## EXTRACT TO READ
((

This 101, on how to start a food recovery program, comes from HOMEGROWN member Ashlee (that's her at left), founder of the Greenhouse, in Harrisburg, Pennsylvania. Where some food recoveries focus on salvaging unsold food from restaurants, the Greenhouse collects its food from local farmers—and then does one better. To extend the life of this good food, Ashlee and company preserve, can, pickle, and freeze it, capturing precious nutrients at their peak before redistributing their efforts to Harrisburg’s underserved citizens. How’s that for going the extra mile? Read on for tips on how to start your own program. And kudos, Ashlee. We’re in awe.

 

WHAT IS THE GREENHOUSE?

The harsh reality is that, in the United States, 40 percent of our available food is thrown away, while more than 17 million households lack food security. Clearly there are cracks in the food system. The Greenhouse is searching for ways to start fixing those cracks and to help build a viable and accessible food infrastructure.

))

## DATA SECTION
((

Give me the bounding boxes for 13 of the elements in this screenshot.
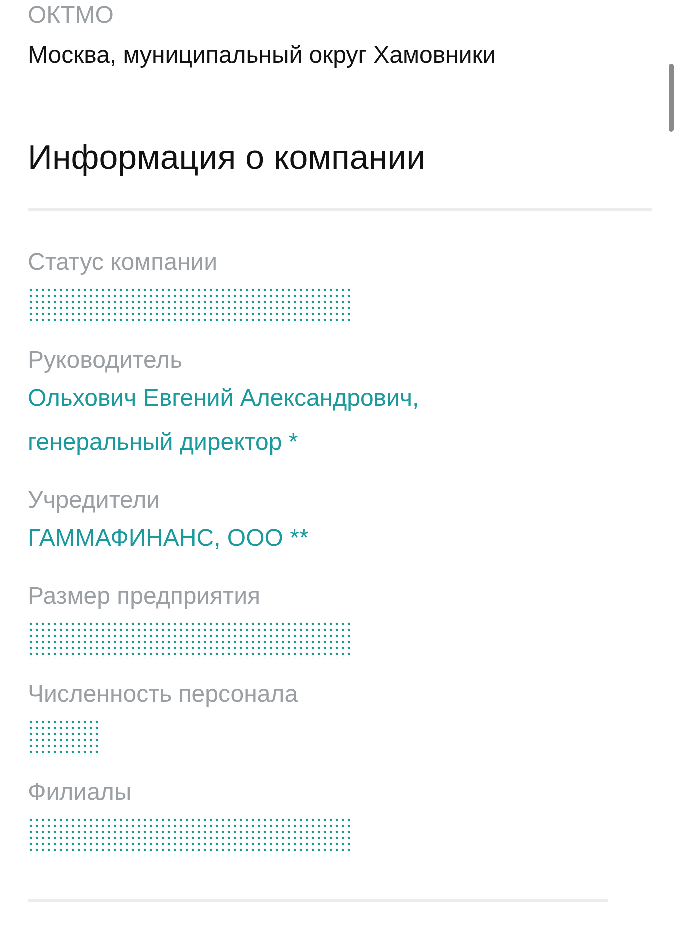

))

## WORK INSTRUCTIONS
1. Rewrite the food recovery text starting with "This 101, on" and going on through "We’re in awe.", replacing "farmers" with "growers".
2. According to the food recovery text, what percentage of available food in the United States is thrown away?
3. Continue the text about starting a food recovery program from the point where it stops.
The lines are unrelated to the food recovery text.

## WRITTEN RESPONSES
1.
This 101, on how to start a food recovery program, comes from HOMEGROWN member Ashlee (that's her at left), founder of the Greenhouse, in Harrisburg, Pennsylvania. Where some food recoveries focus on salvaging unsold food from restaurants, the Greenhouse collects its food from local growers—and then does one better. To extend the life of this good food, Ashlee and company preserve, can, pickle, and freeze it, capturing precious nutrients at their peak before redistributing their efforts to Harrisburg’s underserved citizens. How’s that for going the extra mile? Read on for tips on how to start your own program. And kudos, Ashlee. We’re in awe.

2. 40 percent

3.
Located in Harrisburg, Pennsylvania, the Greenhouse is an organization dedicated to transforming our community from a food desert into a food oasis by recovering food that otherwise would have been wasted, preserving it in healthy and creative ways (canning, freezing, dehydrating, etc.), and then distributing it to those who might not get it otherwise. Where some food recovery programs focus on collecting and redistributing unused food from restaurants, we primarily collect unsold food from area farmers.

A food desert is an area with little or no access to healthy and nutritious food, and a large part of the Harrisburg area fits into this category. Not sure which areas are the most food insecure? Check out the USDA’s Food Access Research Atlas. This tool shines a light on hidden hunger across the United States and will help you set your sights on the places that could benefit most from a food recovery program.

ASHLEE’S STORY:
WHY FOOD
RECOVERY MATTERS

When I was a high school student, I began volunteering as a tutor in a low-income neighborhood in Harrisburg. I grew up right across river, but that river served as a proverbial railroad track dividing wealth and race and ethnicity in the Harrisburg area. Where I tutored was just two miles from my home, but it felt like a completely different world.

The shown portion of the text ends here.